(Items from a dataset)
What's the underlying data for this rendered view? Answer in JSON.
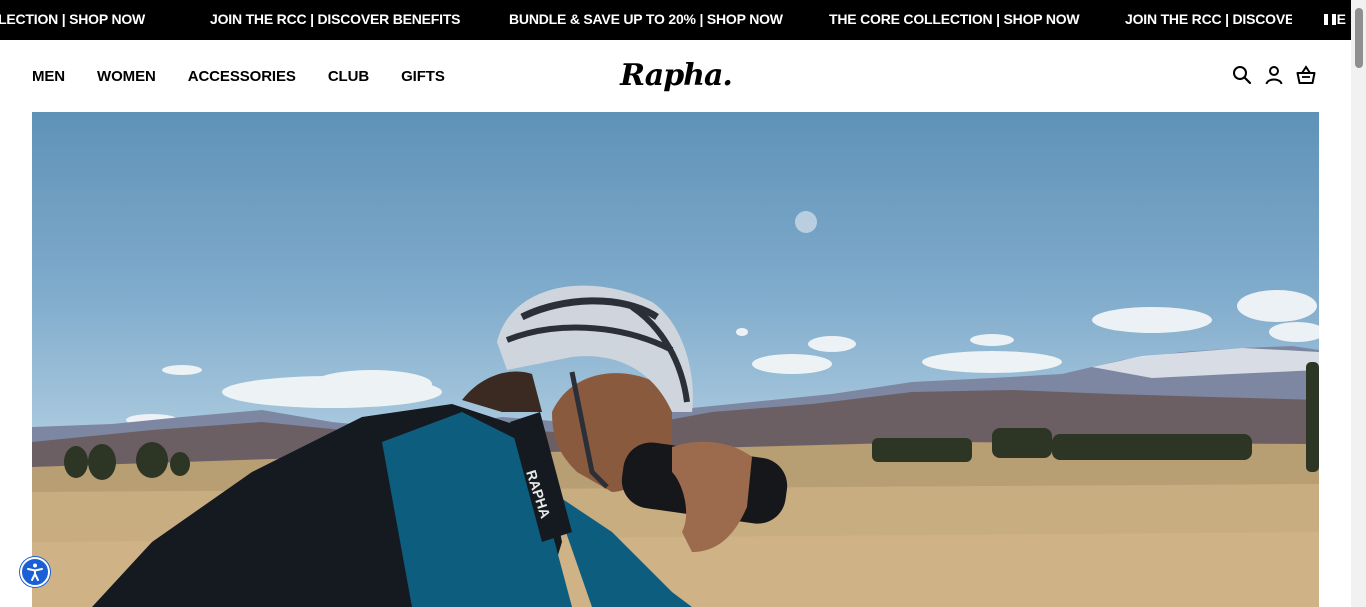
{
  "announcement_bar": {
    "messages": [
      "LECTION | SHOP NOW",
      "JOIN THE RCC | DISCOVER BENEFITS",
      "BUNDLE & SAVE UP TO 20% | SHOP NOW",
      "THE CORE COLLECTION | SHOP NOW",
      "JOIN THE RCC | DISCOVER BENE"
    ],
    "pause_icon": "pause-icon"
  },
  "nav": {
    "items": [
      "MEN",
      "WOMEN",
      "ACCESSORIES",
      "CLUB",
      "GIFTS"
    ]
  },
  "brand": {
    "logo_text": "Rapha."
  },
  "header_icons": [
    "search-icon",
    "account-icon",
    "basket-icon"
  ],
  "hero": {
    "jersey_text": "RAPHA",
    "image_subject": "cyclist drinking from bottle"
  },
  "accessibility": {
    "icon": "accessibility-icon",
    "color": "#1a5fd6"
  },
  "colors": {
    "bar_background": "#000000",
    "text": "#000000"
  }
}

* _STATED PROBLEM_
Reproduce every line of the material precisely, omitting its pictures.

* _CORRECT OUTPUT_
What's the underlying data for this rendered view? Answer in JSON.
{
  "announcement_bar": {
    "messages": [
      "LECTION | SHOP NOW",
      "JOIN THE RCC | DISCOVER BENEFITS",
      "BUNDLE & SAVE UP TO 20% | SHOP NOW",
      "THE CORE COLLECTION | SHOP NOW",
      "JOIN THE RCC | DISCOVER BENE"
    ],
    "pause_icon": "pause-icon"
  },
  "nav": {
    "items": [
      "MEN",
      "WOMEN",
      "ACCESSORIES",
      "CLUB",
      "GIFTS"
    ]
  },
  "brand": {
    "logo_text": "Rapha."
  },
  "header_icons": [
    "search-icon",
    "account-icon",
    "basket-icon"
  ],
  "hero": {
    "jersey_text": "RAPHA",
    "image_subject": "cyclist drinking from bottle"
  },
  "accessibility": {
    "icon": "accessibility-icon",
    "color": "#1a5fd6"
  },
  "colors": {
    "bar_background": "#000000",
    "text": "#000000"
  }
}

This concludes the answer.